Reading passage |
>>>
# Coolers & Freezers - California Building Code



## Codegeek (Jan 31, 2012)

According to the IBC, walk-in coolers and freezers intended for employee use only are not required to be accessible.  However, we’ve received a plan review comment back on a project that falls under the California Building Code that the door serving the cooler/freezer must comply with opening force requirements.  Due to the nature of the use of the space, for energy purposes, the doors are often more difficult to open which is why the IBC recognizes that these doors and spaces need not be accessible.

Can someone help me out on this?  So now we have to not only be energy efficient with coolers/freezers now they have to comply with accessibility too?


----------



## mark handler (Jan 31, 2012)

The back-of-house areas fall under the gray area of the CBC and ADAAG.

It can be defined as a workspace and if so defined, the owner must make Work areas accessible for "approach, entry, and exit," which means location on an accessible route so that people using wheelchairs can enter and back out of the space. Door opening force is required to enter the space.

Not turn around.

This is from CA-DSA

 Commercial kitchens used only by employees are generally considered to be work stations requiring compliance with CBC Section 1123B.2 (32” clear entry opening, aisles, and floors and levels). Pre-manufactured walk-in coolers and freezers used only by employees within a commercial kitchen (work station) are considered to be kitchen equipment not requiring compliance with accessibility provisions.
<<<
Information shown |
>>>
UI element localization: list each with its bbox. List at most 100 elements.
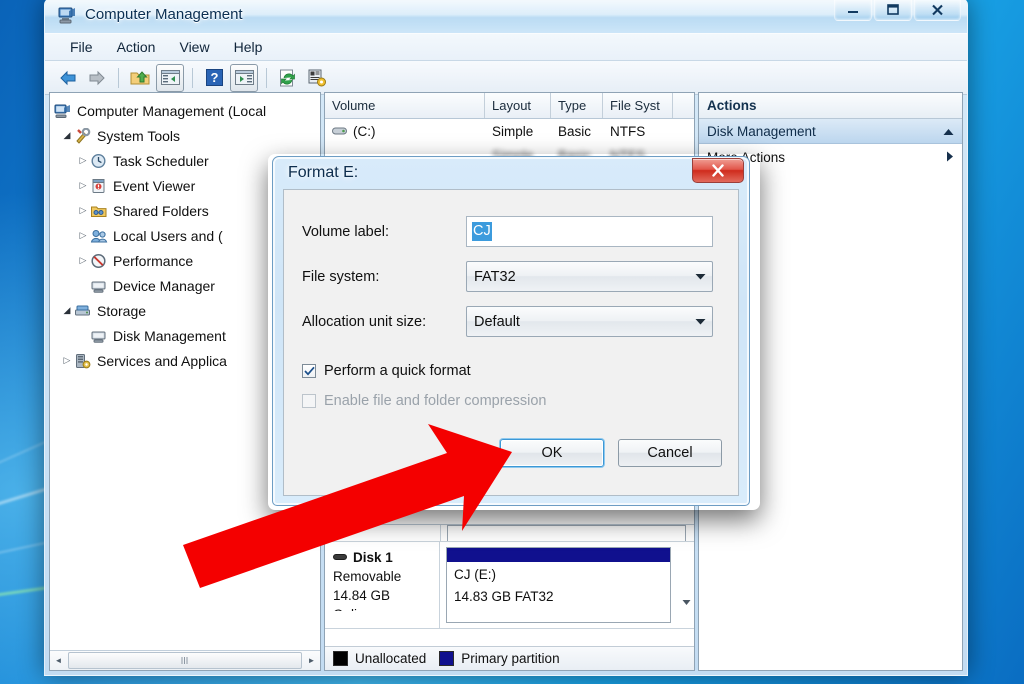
<<<
Given problem | The thread on walk-in coolers and freezers quotes CA-DSA on CBC Section 1123B.2. List every item that this quoted passage places in parentheses after the section number.

Complete answer |
- 32” clear entry opening
- aisles
- floors and levels